What you need to do:
Transcribe all of the material exactly.

— Start Given information —

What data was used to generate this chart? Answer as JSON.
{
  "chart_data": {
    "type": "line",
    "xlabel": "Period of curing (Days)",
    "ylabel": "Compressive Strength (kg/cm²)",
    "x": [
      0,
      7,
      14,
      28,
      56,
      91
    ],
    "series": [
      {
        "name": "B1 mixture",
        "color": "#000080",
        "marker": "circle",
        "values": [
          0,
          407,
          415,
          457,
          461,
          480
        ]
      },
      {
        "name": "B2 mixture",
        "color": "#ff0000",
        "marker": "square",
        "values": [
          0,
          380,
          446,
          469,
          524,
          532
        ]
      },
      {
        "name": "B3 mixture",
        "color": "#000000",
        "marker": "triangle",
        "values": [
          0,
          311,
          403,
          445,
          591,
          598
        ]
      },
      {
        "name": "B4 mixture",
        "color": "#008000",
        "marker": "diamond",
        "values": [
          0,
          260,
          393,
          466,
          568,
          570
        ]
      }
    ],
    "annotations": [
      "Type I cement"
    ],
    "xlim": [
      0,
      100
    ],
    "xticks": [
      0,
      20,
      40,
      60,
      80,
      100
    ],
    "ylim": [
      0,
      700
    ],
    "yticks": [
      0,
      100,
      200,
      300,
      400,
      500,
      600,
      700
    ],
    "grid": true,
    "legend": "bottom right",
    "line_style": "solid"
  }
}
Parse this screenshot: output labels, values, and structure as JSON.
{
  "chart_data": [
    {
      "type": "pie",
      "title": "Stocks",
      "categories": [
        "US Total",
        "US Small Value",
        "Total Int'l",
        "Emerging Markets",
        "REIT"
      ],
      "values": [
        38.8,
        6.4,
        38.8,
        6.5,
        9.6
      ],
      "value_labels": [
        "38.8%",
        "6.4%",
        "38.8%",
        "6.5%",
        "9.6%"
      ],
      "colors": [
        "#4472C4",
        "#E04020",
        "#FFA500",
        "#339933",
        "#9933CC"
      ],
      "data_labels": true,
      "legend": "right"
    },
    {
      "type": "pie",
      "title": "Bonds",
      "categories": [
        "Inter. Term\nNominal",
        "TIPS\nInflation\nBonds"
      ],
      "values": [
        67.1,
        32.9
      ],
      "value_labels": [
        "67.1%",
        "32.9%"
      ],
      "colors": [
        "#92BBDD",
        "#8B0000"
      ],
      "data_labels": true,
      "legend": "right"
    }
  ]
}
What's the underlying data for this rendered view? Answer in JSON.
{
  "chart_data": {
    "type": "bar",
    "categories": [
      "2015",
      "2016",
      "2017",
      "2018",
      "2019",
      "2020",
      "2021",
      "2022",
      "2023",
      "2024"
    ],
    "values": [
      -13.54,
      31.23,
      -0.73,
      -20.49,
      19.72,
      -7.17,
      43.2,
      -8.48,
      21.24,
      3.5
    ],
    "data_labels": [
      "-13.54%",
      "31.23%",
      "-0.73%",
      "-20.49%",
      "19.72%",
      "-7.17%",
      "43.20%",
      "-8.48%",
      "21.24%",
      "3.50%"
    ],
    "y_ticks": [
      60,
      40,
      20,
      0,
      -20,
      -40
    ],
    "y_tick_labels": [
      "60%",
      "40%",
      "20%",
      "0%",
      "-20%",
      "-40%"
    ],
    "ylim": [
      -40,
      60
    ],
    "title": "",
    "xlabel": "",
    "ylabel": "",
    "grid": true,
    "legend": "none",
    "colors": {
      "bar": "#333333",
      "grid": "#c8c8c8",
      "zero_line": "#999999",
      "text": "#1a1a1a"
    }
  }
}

— End Given information —

Exercise solution:
What data was used to generate this chart? Answer as JSON.
{
  "chart_data": {
    "type": "line",
    "xlabel": "Period of curing (Days)",
    "ylabel": "Compressive Strength (kg/cm²)",
    "x": [
      0,
      7,
      14,
      28,
      56,
      91
    ],
    "series": [
      {
        "name": "B1 mixture",
        "color": "#000080",
        "marker": "circle",
        "values": [
          0,
          407,
          415,
          457,
          461,
          480
        ]
      },
      {
        "name": "B2 mixture",
        "color": "#ff0000",
        "marker": "square",
        "values": [
          0,
          380,
          446,
          469,
          524,
          532
        ]
      },
      {
        "name": "B3 mixture",
        "color": "#000000",
        "marker": "triangle",
        "values": [
          0,
          311,
          403,
          445,
          591,
          598
        ]
      },
      {
        "name": "B4 mixture",
        "color": "#008000",
        "marker": "diamond",
        "values": [
          0,
          260,
          393,
          466,
          568,
          570
        ]
      }
    ],
    "annotations": [
      "Type I cement"
    ],
    "xlim": [
      0,
      100
    ],
    "xticks": [
      0,
      20,
      40,
      60,
      80,
      100
    ],
    "ylim": [
      0,
      700
    ],
    "yticks": [
      0,
      100,
      200,
      300,
      400,
      500,
      600,
      700
    ],
    "grid": true,
    "legend": "bottom right",
    "line_style": "solid"
  }
}
Parse this screenshot: output labels, values, and structure as JSON.
{
  "chart_data": [
    {
      "type": "pie",
      "title": "Stocks",
      "categories": [
        "US Total",
        "US Small Value",
        "Total Int'l",
        "Emerging Markets",
        "REIT"
      ],
      "values": [
        38.8,
        6.4,
        38.8,
        6.5,
        9.6
      ],
      "value_labels": [
        "38.8%",
        "6.4%",
        "38.8%",
        "6.5%",
        "9.6%"
      ],
      "colors": [
        "#4472C4",
        "#E04020",
        "#FFA500",
        "#339933",
        "#9933CC"
      ],
      "data_labels": true,
      "legend": "right"
    },
    {
      "type": "pie",
      "title": "Bonds",
      "categories": [
        "Inter. Term\nNominal",
        "TIPS\nInflation\nBonds"
      ],
      "values": [
        67.1,
        32.9
      ],
      "value_labels": [
        "67.1%",
        "32.9%"
      ],
      "colors": [
        "#92BBDD",
        "#8B0000"
      ],
      "data_labels": true,
      "legend": "right"
    }
  ]
}
What's the underlying data for this rendered view? Answer in JSON.
{
  "chart_data": {
    "type": "bar",
    "categories": [
      "2015",
      "2016",
      "2017",
      "2018",
      "2019",
      "2020",
      "2021",
      "2022",
      "2023",
      "2024"
    ],
    "values": [
      -13.54,
      31.23,
      -0.73,
      -20.49,
      19.72,
      -7.17,
      43.2,
      -8.48,
      21.24,
      3.5
    ],
    "data_labels": [
      "-13.54%",
      "31.23%",
      "-0.73%",
      "-20.49%",
      "19.72%",
      "-7.17%",
      "43.20%",
      "-8.48%",
      "21.24%",
      "3.50%"
    ],
    "y_ticks": [
      60,
      40,
      20,
      0,
      -20,
      -40
    ],
    "y_tick_labels": [
      "60%",
      "40%",
      "20%",
      "0%",
      "-20%",
      "-40%"
    ],
    "ylim": [
      -40,
      60
    ],
    "title": "",
    "xlabel": "",
    "ylabel": "",
    "grid": true,
    "legend": "none",
    "colors": {
      "bar": "#333333",
      "grid": "#c8c8c8",
      "zero_line": "#999999",
      "text": "#1a1a1a"
    }
  }
}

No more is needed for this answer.